- **Exercise brief**: Carry on the piece about the proposed data center and its power plant from the point where it stops.

- **Selection**:
_ _ _

TDC outlined some advantages of their design on their website. One of the main benefits of the island mode, the company argued, is that the facility will be optimized to accommodate higher power densities generated by cloud services. Additionally, on-site energy generation provides a highly available source of clean energy and cost-effective cooling, which would enable operators to phase out costly emergency backup systems. This would significantly reduce back-end and operational expenditures. Higher density capacities would also allow operators to quadruple the amount of IT equipment without needing additional space.
Is It Worth It?
Not everyone is excited about the project, however. Willett Kempton, a professor at the University of Delaware’s College of Earth, Ocean and Environment, recently questioned the need for such a large facility in an opinion piece for the Delaware News Journal. Kempton has a background in the development and operation of small research power plants. He wrote that the power plant’s size is “oddly large”, pointing out that the proposed 248 megawatts of power generation far exceeds the amount utilized in most data centers, which use about 30 to 50 megawatts.
“The city of Newark uses a total of 50 megawatts,” Kempton wrote. “So the proposed power plant could power five cities the size of Newark. Why does this data center require so much more power than others? Is this really a commercial power plant by another name?”

_ _ _

- **Records**:
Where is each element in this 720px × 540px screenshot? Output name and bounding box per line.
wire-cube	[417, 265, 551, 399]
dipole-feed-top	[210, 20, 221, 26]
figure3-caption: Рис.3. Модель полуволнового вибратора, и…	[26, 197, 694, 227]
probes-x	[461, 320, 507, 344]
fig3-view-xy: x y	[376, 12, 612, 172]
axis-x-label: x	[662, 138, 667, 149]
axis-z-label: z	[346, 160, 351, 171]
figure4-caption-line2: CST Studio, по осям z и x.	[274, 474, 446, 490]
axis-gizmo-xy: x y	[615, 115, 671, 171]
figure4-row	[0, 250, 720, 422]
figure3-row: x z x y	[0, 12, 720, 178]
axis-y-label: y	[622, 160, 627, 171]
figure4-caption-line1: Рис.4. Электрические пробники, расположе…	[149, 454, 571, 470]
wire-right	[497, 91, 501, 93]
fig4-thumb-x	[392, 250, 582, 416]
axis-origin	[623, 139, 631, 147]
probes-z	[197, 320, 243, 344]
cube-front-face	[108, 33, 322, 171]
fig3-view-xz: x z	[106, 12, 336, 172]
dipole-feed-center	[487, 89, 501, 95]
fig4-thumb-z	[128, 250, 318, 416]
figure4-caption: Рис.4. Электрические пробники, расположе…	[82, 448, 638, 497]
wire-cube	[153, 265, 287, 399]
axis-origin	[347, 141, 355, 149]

_ _ _

- **Output**:
Kempton also stated that proposed energy-saving benefits are canceled out by the sheer size of the power plant facility, as the plant would end up producing excessive heat. While acknowledging that the jobs created would help the city of Newark, currently struggling with a 7.3 percent unemployment rate, he wrote that the drawbacks ultimately outweigh the advantages.
In an opposing piece written for the Delaware News Journal, Delaware Reps. Michael P. Mulrooney and Edward Osienski touted the energy-saving and job-creation benefits of the facility. They wrote that Delaware has not experienced such a significant job-creating economic enterprise in decades, arguing that it could be the biggest single commercial project in the history of the First State and will create almost 300 permanent jobs following construction. They wrote that the “power plant” connotation, which conjures “images of contaminant-belching smokestacks,” does not effectively reflect what the site will be. They pointed to dedicated services and best-of-breed technology that ensures uptime, mitigates environmental impact and will offer a positive economic development to the area."